● Data for processing

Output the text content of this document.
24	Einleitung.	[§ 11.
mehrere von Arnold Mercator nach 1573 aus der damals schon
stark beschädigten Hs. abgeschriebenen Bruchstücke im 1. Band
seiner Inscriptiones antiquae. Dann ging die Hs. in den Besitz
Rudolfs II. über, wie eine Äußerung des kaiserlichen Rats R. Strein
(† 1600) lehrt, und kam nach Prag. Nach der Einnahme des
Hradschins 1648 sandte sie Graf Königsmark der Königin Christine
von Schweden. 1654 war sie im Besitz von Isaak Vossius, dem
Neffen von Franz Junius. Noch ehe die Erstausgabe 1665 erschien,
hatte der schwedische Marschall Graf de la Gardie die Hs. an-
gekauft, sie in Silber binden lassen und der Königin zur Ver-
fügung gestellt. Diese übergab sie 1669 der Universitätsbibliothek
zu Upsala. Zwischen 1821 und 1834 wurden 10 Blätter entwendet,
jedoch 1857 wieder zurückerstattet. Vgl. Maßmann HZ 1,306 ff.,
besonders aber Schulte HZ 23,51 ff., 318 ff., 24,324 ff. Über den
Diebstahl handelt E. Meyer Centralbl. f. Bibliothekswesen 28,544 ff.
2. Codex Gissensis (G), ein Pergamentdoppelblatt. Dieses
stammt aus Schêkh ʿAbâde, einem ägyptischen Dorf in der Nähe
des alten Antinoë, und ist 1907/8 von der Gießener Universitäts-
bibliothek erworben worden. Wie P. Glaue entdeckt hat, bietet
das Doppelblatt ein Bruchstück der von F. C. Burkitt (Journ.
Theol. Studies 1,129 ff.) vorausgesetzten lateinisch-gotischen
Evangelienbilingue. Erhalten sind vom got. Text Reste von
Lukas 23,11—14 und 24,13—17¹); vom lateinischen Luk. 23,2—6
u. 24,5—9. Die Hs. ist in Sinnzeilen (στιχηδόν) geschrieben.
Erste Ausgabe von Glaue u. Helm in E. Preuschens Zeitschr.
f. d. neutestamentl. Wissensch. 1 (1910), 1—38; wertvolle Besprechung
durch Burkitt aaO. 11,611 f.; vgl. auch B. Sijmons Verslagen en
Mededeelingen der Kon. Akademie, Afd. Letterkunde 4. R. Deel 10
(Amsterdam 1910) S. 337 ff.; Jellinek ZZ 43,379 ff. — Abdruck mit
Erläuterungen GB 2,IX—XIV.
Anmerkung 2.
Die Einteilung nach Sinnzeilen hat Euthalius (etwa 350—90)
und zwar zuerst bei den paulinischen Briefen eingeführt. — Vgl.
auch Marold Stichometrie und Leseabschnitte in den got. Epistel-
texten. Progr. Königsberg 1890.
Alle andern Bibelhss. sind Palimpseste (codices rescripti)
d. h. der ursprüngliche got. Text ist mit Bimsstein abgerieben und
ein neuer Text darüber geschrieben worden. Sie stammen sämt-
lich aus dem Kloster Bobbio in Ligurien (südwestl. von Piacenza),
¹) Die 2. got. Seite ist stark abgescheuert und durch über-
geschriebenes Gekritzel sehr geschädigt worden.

● Written instruction
Write the entries again, exactly as they stand.

● Result for this task
Output the text content of this document.
24	Einleitung.	[§ 11.
mehrere von Arnold Mercator nach 1573 aus der damals schon
stark beschädigten Hs. abgeschriebenen Bruchstücke im 1. Band
seiner Inscriptiones antiquae. Dann ging die Hs. in den Besitz
Rudolfs II. über, wie eine Äußerung des kaiserlichen Rats R. Strein
(† 1600) lehrt, und kam nach Prag. Nach der Einnahme des
Hradschins 1648 sandte sie Graf Königsmark der Königin Christine
von Schweden. 1654 war sie im Besitz von Isaak Vossius, dem
Neffen von Franz Junius. Noch ehe die Erstausgabe 1665 erschien,
hatte der schwedische Marschall Graf de la Gardie die Hs. an-
gekauft, sie in Silber binden lassen und der Königin zur Ver-
fügung gestellt. Diese übergab sie 1669 der Universitätsbibliothek
zu Upsala. Zwischen 1821 und 1834 wurden 10 Blätter entwendet,
jedoch 1857 wieder zurückerstattet. Vgl. Maßmann HZ 1,306 ff.,
besonders aber Schulte HZ 23,51 ff., 318 ff., 24,324 ff. Über den
Diebstahl handelt E. Meyer Centralbl. f. Bibliothekswesen 28,544 ff.
2. Codex Gissensis (G), ein Pergamentdoppelblatt. Dieses
stammt aus Schêkh ʿAbâde, einem ägyptischen Dorf in der Nähe
des alten Antinoë, und ist 1907/8 von der Gießener Universitäts-
bibliothek erworben worden. Wie P. Glaue entdeckt hat, bietet
das Doppelblatt ein Bruchstück der von F. C. Burkitt (Journ.
Theol. Studies 1,129 ff.) vorausgesetzten lateinisch-gotischen
Evangelienbilingue. Erhalten sind vom got. Text Reste von
Lukas 23,11—14 und 24,13—17¹); vom lateinischen Luk. 23,2—6
u. 24,5—9. Die Hs. ist in Sinnzeilen (στιχηδόν) geschrieben.
Erste Ausgabe von Glaue u. Helm in E. Preuschens Zeitschr.
f. d. neutestamentl. Wissensch. 1 (1910), 1—38; wertvolle Besprechung
durch Burkitt aaO. 11,611 f.; vgl. auch B. Sijmons Verslagen en
Mededeelingen der Kon. Akademie, Afd. Letterkunde 4. R. Deel 10
(Amsterdam 1910) S. 337 ff.; Jellinek ZZ 43,379 ff. — Abdruck mit
Erläuterungen GB 2,IX—XIV.
Anmerkung 2.
Die Einteilung nach Sinnzeilen hat Euthalius (etwa 350—90)
und zwar zuerst bei den paulinischen Briefen eingeführt. — Vgl.
auch Marold Stichometrie und Leseabschnitte in den got. Epistel-
texten. Progr. Königsberg 1890.
Alle andern Bibelhss. sind Palimpseste (codices rescripti)
d. h. der ursprüngliche got. Text ist mit Bimsstein abgerieben und
ein neuer Text darüber geschrieben worden. Sie stammen sämt-
lich aus dem Kloster Bobbio in Ligurien (südwestl. von Piacenza),
¹) Die 2. got. Seite ist stark abgescheuert und durch über-
geschriebenes Gekritzel sehr geschädigt worden.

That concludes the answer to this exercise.